Entries taken from a collection:
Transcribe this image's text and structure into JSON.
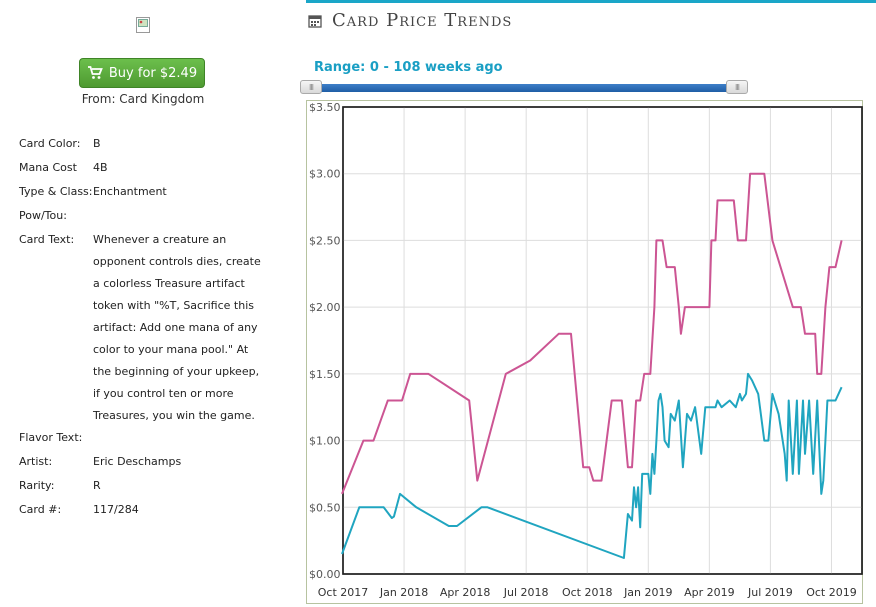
{
  "buy": {
    "label": "Buy for $2.49",
    "from": "From: Card Kingdom"
  },
  "card": [
    {
      "key": "Card Color:",
      "value": "B"
    },
    {
      "key": "Mana Cost",
      "value": "4B"
    },
    {
      "key": "Type & Class:",
      "value": "Enchantment"
    },
    {
      "key": "Pow/Tou:",
      "value": ""
    },
    {
      "key": "Card Text:",
      "value": "Whenever a creature an opponent controls dies, create a colorless Treasure artifact token with \"%T, Sacrifice this artifact: Add one mana of any color to your mana pool.\" At the beginning of your upkeep, if you control ten or more Treasures, you win the game."
    },
    {
      "key": "Flavor Text:",
      "value": ""
    },
    {
      "key": "Artist:",
      "value": "Eric Deschamps"
    },
    {
      "key": "Rarity:",
      "value": "R"
    },
    {
      "key": "Card #:",
      "value": "117/284"
    }
  ],
  "section_title": "Card Price Trends",
  "range_label": "Range: 0 - 108 weeks ago",
  "range_weeks": [
    0,
    108
  ],
  "colors": {
    "pink": "#cc5593",
    "teal": "#20a5c0",
    "accent": "#1aa6c8",
    "button": "#5cb33d"
  },
  "icons": {
    "cart": "shopping-cart-icon",
    "calendar": "calendar-icon"
  },
  "chart_data": {
    "type": "line",
    "x_ticks": [
      "Oct 2017",
      "Jan 2018",
      "Apr 2018",
      "Jul 2018",
      "Oct 2018",
      "Jan 2019",
      "Apr 2019",
      "Jul 2019",
      "Oct 2019"
    ],
    "y_ticks": [
      "$0.00",
      "$0.50",
      "$1.00",
      "$1.50",
      "$2.00",
      "$2.50",
      "$3.00",
      "$3.50"
    ],
    "ylim": [
      0,
      3.5
    ],
    "xlim": [
      0,
      25.5
    ],
    "x_unit_note": "",
    "series": [
      {
        "color": "#cc5593",
        "points": [
          [
            -0.05,
            0.6
          ],
          [
            1,
            1.0
          ],
          [
            1.5,
            1.0
          ],
          [
            2.2,
            1.3
          ],
          [
            2.9,
            1.3
          ],
          [
            3.3,
            1.5
          ],
          [
            4.2,
            1.5
          ],
          [
            6.2,
            1.3
          ],
          [
            6.6,
            0.7
          ],
          [
            8,
            1.5
          ],
          [
            9.2,
            1.6
          ],
          [
            10.6,
            1.8
          ],
          [
            11.2,
            1.8
          ],
          [
            11.8,
            0.8
          ],
          [
            12.1,
            0.8
          ],
          [
            12.3,
            0.7
          ],
          [
            12.7,
            0.7
          ],
          [
            13.2,
            1.3
          ],
          [
            13.7,
            1.3
          ],
          [
            14,
            0.8
          ],
          [
            14.2,
            0.8
          ],
          [
            14.4,
            1.3
          ],
          [
            14.6,
            1.3
          ],
          [
            14.8,
            1.5
          ],
          [
            15.1,
            1.5
          ],
          [
            15.3,
            2.0
          ],
          [
            15.4,
            2.5
          ],
          [
            15.7,
            2.5
          ],
          [
            15.9,
            2.3
          ],
          [
            16.3,
            2.3
          ],
          [
            16.5,
            2.0
          ],
          [
            16.6,
            1.8
          ],
          [
            16.8,
            2.0
          ],
          [
            18,
            2.0
          ],
          [
            18.1,
            2.5
          ],
          [
            18.3,
            2.5
          ],
          [
            18.4,
            2.8
          ],
          [
            19.2,
            2.8
          ],
          [
            19.4,
            2.5
          ],
          [
            19.8,
            2.5
          ],
          [
            20,
            3.0
          ],
          [
            20.7,
            3.0
          ],
          [
            21.1,
            2.5
          ],
          [
            22.1,
            2.0
          ],
          [
            22.5,
            2.0
          ],
          [
            22.7,
            1.8
          ],
          [
            23.2,
            1.8
          ],
          [
            23.3,
            1.5
          ],
          [
            23.5,
            1.5
          ],
          [
            23.7,
            2.0
          ],
          [
            23.9,
            2.3
          ],
          [
            24.2,
            2.3
          ],
          [
            24.5,
            2.5
          ]
        ]
      },
      {
        "color": "#20a5c0",
        "points": [
          [
            -0.05,
            0.15
          ],
          [
            0.8,
            0.5
          ],
          [
            2.0,
            0.5
          ],
          [
            2.4,
            0.42
          ],
          [
            2.5,
            0.43
          ],
          [
            2.8,
            0.6
          ],
          [
            3.6,
            0.5
          ],
          [
            5.2,
            0.36
          ],
          [
            5.6,
            0.36
          ],
          [
            6.8,
            0.5
          ],
          [
            7.1,
            0.5
          ],
          [
            13.8,
            0.12
          ],
          [
            14.0,
            0.45
          ],
          [
            14.2,
            0.4
          ],
          [
            14.3,
            0.65
          ],
          [
            14.4,
            0.5
          ],
          [
            14.5,
            0.65
          ],
          [
            14.6,
            0.35
          ],
          [
            14.7,
            0.75
          ],
          [
            15.0,
            0.75
          ],
          [
            15.1,
            0.6
          ],
          [
            15.2,
            0.9
          ],
          [
            15.3,
            0.75
          ],
          [
            15.4,
            1.0
          ],
          [
            15.5,
            1.3
          ],
          [
            15.6,
            1.35
          ],
          [
            15.7,
            1.25
          ],
          [
            15.8,
            1.0
          ],
          [
            16.0,
            0.95
          ],
          [
            16.1,
            1.2
          ],
          [
            16.3,
            1.15
          ],
          [
            16.5,
            1.3
          ],
          [
            16.7,
            0.8
          ],
          [
            16.9,
            1.2
          ],
          [
            17.1,
            1.15
          ],
          [
            17.3,
            1.25
          ],
          [
            17.6,
            0.9
          ],
          [
            17.8,
            1.25
          ],
          [
            18.3,
            1.25
          ],
          [
            18.4,
            1.3
          ],
          [
            18.6,
            1.25
          ],
          [
            19.0,
            1.3
          ],
          [
            19.3,
            1.25
          ],
          [
            19.5,
            1.35
          ],
          [
            19.6,
            1.3
          ],
          [
            19.8,
            1.35
          ],
          [
            19.9,
            1.5
          ],
          [
            20.1,
            1.45
          ],
          [
            20.4,
            1.35
          ],
          [
            20.7,
            1.0
          ],
          [
            20.9,
            1.0
          ],
          [
            21.1,
            1.35
          ],
          [
            21.4,
            1.2
          ],
          [
            21.7,
            0.9
          ],
          [
            21.8,
            0.7
          ],
          [
            21.9,
            1.3
          ],
          [
            22.1,
            0.75
          ],
          [
            22.3,
            1.3
          ],
          [
            22.4,
            0.75
          ],
          [
            22.6,
            1.3
          ],
          [
            22.7,
            0.9
          ],
          [
            22.9,
            1.3
          ],
          [
            23.1,
            0.75
          ],
          [
            23.3,
            1.3
          ],
          [
            23.5,
            0.6
          ],
          [
            23.6,
            0.7
          ],
          [
            23.7,
            1.0
          ],
          [
            23.8,
            1.3
          ],
          [
            24.2,
            1.3
          ],
          [
            24.5,
            1.4
          ]
        ]
      }
    ]
  }
}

EXERCISE TASK
Return the full material word for word. Do not include the pictures.

TASK RESULT
Transcribe this image's text and structure into JSON.
{
  "buy": {
    "label": "Buy for $2.49",
    "from": "From: Card Kingdom"
  },
  "card": [
    {
      "key": "Card Color:",
      "value": "B"
    },
    {
      "key": "Mana Cost",
      "value": "4B"
    },
    {
      "key": "Type & Class:",
      "value": "Enchantment"
    },
    {
      "key": "Pow/Tou:",
      "value": ""
    },
    {
      "key": "Card Text:",
      "value": "Whenever a creature an opponent controls dies, create a colorless Treasure artifact token with \"%T, Sacrifice this artifact: Add one mana of any color to your mana pool.\" At the beginning of your upkeep, if you control ten or more Treasures, you win the game."
    },
    {
      "key": "Flavor Text:",
      "value": ""
    },
    {
      "key": "Artist:",
      "value": "Eric Deschamps"
    },
    {
      "key": "Rarity:",
      "value": "R"
    },
    {
      "key": "Card #:",
      "value": "117/284"
    }
  ],
  "section_title": "Card Price Trends",
  "range_label": "Range: 0 - 108 weeks ago",
  "range_weeks": [
    0,
    108
  ],
  "colors": {
    "pink": "#cc5593",
    "teal": "#20a5c0",
    "accent": "#1aa6c8",
    "button": "#5cb33d"
  },
  "icons": {
    "cart": "shopping-cart-icon",
    "calendar": "calendar-icon"
  },
  "chart_data": {
    "type": "line",
    "x_ticks": [
      "Oct 2017",
      "Jan 2018",
      "Apr 2018",
      "Jul 2018",
      "Oct 2018",
      "Jan 2019",
      "Apr 2019",
      "Jul 2019",
      "Oct 2019"
    ],
    "y_ticks": [
      "$0.00",
      "$0.50",
      "$1.00",
      "$1.50",
      "$2.00",
      "$2.50",
      "$3.00",
      "$3.50"
    ],
    "ylim": [
      0,
      3.5
    ],
    "xlim": [
      0,
      25.5
    ],
    "x_unit_note": "",
    "series": [
      {
        "color": "#cc5593",
        "points": [
          [
            -0.05,
            0.6
          ],
          [
            1,
            1.0
          ],
          [
            1.5,
            1.0
          ],
          [
            2.2,
            1.3
          ],
          [
            2.9,
            1.3
          ],
          [
            3.3,
            1.5
          ],
          [
            4.2,
            1.5
          ],
          [
            6.2,
            1.3
          ],
          [
            6.6,
            0.7
          ],
          [
            8,
            1.5
          ],
          [
            9.2,
            1.6
          ],
          [
            10.6,
            1.8
          ],
          [
            11.2,
            1.8
          ],
          [
            11.8,
            0.8
          ],
          [
            12.1,
            0.8
          ],
          [
            12.3,
            0.7
          ],
          [
            12.7,
            0.7
          ],
          [
            13.2,
            1.3
          ],
          [
            13.7,
            1.3
          ],
          [
            14,
            0.8
          ],
          [
            14.2,
            0.8
          ],
          [
            14.4,
            1.3
          ],
          [
            14.6,
            1.3
          ],
          [
            14.8,
            1.5
          ],
          [
            15.1,
            1.5
          ],
          [
            15.3,
            2.0
          ],
          [
            15.4,
            2.5
          ],
          [
            15.7,
            2.5
          ],
          [
            15.9,
            2.3
          ],
          [
            16.3,
            2.3
          ],
          [
            16.5,
            2.0
          ],
          [
            16.6,
            1.8
          ],
          [
            16.8,
            2.0
          ],
          [
            18,
            2.0
          ],
          [
            18.1,
            2.5
          ],
          [
            18.3,
            2.5
          ],
          [
            18.4,
            2.8
          ],
          [
            19.2,
            2.8
          ],
          [
            19.4,
            2.5
          ],
          [
            19.8,
            2.5
          ],
          [
            20,
            3.0
          ],
          [
            20.7,
            3.0
          ],
          [
            21.1,
            2.5
          ],
          [
            22.1,
            2.0
          ],
          [
            22.5,
            2.0
          ],
          [
            22.7,
            1.8
          ],
          [
            23.2,
            1.8
          ],
          [
            23.3,
            1.5
          ],
          [
            23.5,
            1.5
          ],
          [
            23.7,
            2.0
          ],
          [
            23.9,
            2.3
          ],
          [
            24.2,
            2.3
          ],
          [
            24.5,
            2.5
          ]
        ]
      },
      {
        "color": "#20a5c0",
        "points": [
          [
            -0.05,
            0.15
          ],
          [
            0.8,
            0.5
          ],
          [
            2.0,
            0.5
          ],
          [
            2.4,
            0.42
          ],
          [
            2.5,
            0.43
          ],
          [
            2.8,
            0.6
          ],
          [
            3.6,
            0.5
          ],
          [
            5.2,
            0.36
          ],
          [
            5.6,
            0.36
          ],
          [
            6.8,
            0.5
          ],
          [
            7.1,
            0.5
          ],
          [
            13.8,
            0.12
          ],
          [
            14.0,
            0.45
          ],
          [
            14.2,
            0.4
          ],
          [
            14.3,
            0.65
          ],
          [
            14.4,
            0.5
          ],
          [
            14.5,
            0.65
          ],
          [
            14.6,
            0.35
          ],
          [
            14.7,
            0.75
          ],
          [
            15.0,
            0.75
          ],
          [
            15.1,
            0.6
          ],
          [
            15.2,
            0.9
          ],
          [
            15.3,
            0.75
          ],
          [
            15.4,
            1.0
          ],
          [
            15.5,
            1.3
          ],
          [
            15.6,
            1.35
          ],
          [
            15.7,
            1.25
          ],
          [
            15.8,
            1.0
          ],
          [
            16.0,
            0.95
          ],
          [
            16.1,
            1.2
          ],
          [
            16.3,
            1.15
          ],
          [
            16.5,
            1.3
          ],
          [
            16.7,
            0.8
          ],
          [
            16.9,
            1.2
          ],
          [
            17.1,
            1.15
          ],
          [
            17.3,
            1.25
          ],
          [
            17.6,
            0.9
          ],
          [
            17.8,
            1.25
          ],
          [
            18.3,
            1.25
          ],
          [
            18.4,
            1.3
          ],
          [
            18.6,
            1.25
          ],
          [
            19.0,
            1.3
          ],
          [
            19.3,
            1.25
          ],
          [
            19.5,
            1.35
          ],
          [
            19.6,
            1.3
          ],
          [
            19.8,
            1.35
          ],
          [
            19.9,
            1.5
          ],
          [
            20.1,
            1.45
          ],
          [
            20.4,
            1.35
          ],
          [
            20.7,
            1.0
          ],
          [
            20.9,
            1.0
          ],
          [
            21.1,
            1.35
          ],
          [
            21.4,
            1.2
          ],
          [
            21.7,
            0.9
          ],
          [
            21.8,
            0.7
          ],
          [
            21.9,
            1.3
          ],
          [
            22.1,
            0.75
          ],
          [
            22.3,
            1.3
          ],
          [
            22.4,
            0.75
          ],
          [
            22.6,
            1.3
          ],
          [
            22.7,
            0.9
          ],
          [
            22.9,
            1.3
          ],
          [
            23.1,
            0.75
          ],
          [
            23.3,
            1.3
          ],
          [
            23.5,
            0.6
          ],
          [
            23.6,
            0.7
          ],
          [
            23.7,
            1.0
          ],
          [
            23.8,
            1.3
          ],
          [
            24.2,
            1.3
          ],
          [
            24.5,
            1.4
          ]
        ]
      }
    ]
  }
}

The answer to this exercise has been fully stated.